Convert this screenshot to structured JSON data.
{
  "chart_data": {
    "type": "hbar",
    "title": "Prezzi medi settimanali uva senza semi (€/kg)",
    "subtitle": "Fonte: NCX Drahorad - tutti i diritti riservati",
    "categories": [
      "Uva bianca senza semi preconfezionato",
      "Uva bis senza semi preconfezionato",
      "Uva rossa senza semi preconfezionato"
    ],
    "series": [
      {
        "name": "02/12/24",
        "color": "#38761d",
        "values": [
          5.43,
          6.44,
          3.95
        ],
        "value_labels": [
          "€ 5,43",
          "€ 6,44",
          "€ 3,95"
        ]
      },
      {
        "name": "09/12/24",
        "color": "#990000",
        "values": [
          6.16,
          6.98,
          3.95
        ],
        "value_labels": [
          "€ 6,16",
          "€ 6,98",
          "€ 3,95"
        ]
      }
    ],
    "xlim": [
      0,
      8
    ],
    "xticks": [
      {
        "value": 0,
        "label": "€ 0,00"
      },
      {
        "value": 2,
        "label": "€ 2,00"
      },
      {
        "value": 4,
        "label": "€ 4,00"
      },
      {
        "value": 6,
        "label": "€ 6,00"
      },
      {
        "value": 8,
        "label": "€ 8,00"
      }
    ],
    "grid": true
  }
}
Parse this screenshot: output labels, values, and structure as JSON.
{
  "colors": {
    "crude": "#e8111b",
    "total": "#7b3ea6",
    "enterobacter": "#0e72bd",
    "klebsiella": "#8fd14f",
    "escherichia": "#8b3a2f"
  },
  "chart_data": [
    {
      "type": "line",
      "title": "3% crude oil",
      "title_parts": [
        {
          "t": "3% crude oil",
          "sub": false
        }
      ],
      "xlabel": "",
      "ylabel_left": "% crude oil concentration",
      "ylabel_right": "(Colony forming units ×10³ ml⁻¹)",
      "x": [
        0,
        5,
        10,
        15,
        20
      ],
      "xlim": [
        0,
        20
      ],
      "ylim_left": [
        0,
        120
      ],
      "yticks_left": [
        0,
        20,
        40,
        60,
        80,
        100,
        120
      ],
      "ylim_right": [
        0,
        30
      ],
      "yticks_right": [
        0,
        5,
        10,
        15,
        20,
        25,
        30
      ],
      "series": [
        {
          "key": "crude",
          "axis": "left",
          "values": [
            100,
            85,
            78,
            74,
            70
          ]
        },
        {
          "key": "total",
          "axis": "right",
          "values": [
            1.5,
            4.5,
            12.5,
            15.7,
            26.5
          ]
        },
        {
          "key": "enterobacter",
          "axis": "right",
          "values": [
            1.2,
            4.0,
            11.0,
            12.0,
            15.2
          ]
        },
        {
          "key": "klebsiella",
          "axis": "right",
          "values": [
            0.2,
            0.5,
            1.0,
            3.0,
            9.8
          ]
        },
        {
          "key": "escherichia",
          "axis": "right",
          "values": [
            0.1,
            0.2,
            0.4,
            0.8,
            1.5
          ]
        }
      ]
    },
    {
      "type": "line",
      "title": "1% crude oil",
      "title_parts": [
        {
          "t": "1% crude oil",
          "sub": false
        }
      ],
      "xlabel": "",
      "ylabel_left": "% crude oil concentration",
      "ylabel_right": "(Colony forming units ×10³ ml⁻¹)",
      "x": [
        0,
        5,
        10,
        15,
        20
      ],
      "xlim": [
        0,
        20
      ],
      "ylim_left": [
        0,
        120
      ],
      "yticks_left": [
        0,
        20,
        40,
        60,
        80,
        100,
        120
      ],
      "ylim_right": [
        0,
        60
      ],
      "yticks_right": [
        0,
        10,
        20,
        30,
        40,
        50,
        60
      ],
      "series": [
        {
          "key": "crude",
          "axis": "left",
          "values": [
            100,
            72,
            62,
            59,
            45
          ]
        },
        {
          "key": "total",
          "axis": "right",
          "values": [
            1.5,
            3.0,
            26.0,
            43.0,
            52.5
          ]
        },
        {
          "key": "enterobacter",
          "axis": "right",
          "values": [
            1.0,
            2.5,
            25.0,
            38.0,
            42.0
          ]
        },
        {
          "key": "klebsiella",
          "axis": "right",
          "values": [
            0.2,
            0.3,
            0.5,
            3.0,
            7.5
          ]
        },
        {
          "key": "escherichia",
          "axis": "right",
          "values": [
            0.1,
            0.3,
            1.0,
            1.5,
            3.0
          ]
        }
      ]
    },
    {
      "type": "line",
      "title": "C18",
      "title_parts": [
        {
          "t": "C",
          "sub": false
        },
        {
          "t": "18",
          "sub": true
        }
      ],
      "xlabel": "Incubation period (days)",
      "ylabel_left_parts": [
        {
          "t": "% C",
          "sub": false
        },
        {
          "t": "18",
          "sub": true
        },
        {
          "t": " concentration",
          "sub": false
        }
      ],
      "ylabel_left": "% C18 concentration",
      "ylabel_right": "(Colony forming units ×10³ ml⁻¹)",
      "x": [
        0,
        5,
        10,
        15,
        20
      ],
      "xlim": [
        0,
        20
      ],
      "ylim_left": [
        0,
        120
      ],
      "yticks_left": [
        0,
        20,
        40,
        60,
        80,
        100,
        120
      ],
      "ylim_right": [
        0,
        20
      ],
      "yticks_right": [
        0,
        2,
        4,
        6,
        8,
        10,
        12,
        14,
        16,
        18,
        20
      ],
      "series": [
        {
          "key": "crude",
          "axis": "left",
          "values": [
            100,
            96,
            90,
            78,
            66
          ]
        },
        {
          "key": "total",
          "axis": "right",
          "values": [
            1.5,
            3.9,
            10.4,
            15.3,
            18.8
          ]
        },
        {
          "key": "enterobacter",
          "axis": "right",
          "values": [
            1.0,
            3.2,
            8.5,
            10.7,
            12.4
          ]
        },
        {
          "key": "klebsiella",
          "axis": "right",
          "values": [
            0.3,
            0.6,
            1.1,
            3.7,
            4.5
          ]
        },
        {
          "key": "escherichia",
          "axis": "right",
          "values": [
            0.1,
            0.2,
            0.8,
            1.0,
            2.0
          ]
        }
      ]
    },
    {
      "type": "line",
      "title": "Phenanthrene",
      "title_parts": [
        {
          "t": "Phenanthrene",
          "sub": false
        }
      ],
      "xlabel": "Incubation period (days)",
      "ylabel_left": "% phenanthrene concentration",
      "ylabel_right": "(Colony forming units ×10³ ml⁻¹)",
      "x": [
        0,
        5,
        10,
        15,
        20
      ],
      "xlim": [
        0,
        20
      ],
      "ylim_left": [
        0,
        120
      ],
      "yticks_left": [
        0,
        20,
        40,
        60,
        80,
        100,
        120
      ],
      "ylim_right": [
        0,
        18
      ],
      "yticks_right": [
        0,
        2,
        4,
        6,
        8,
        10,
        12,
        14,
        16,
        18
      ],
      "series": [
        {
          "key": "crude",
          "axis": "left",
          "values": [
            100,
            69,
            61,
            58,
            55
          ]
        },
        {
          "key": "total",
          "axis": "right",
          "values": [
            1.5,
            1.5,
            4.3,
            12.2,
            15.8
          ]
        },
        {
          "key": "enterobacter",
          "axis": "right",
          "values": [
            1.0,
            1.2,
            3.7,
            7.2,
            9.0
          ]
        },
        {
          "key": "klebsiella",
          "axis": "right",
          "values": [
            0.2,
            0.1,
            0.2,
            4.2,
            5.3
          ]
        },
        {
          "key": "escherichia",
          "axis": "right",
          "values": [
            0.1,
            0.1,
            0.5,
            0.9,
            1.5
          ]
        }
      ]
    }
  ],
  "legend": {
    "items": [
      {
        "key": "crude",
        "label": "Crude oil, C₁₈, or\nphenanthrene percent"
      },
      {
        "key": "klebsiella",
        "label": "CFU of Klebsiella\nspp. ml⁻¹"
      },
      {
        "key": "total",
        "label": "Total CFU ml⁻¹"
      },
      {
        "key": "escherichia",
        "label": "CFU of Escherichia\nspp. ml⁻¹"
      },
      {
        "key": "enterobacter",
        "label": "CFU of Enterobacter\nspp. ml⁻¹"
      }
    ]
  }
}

+++

Task brief
Copy out the lines that hold "JSON".

Solution for this task
Convert this screenshot to structured JSON data.
Parse this screenshot: output labels, values, and structure as JSON.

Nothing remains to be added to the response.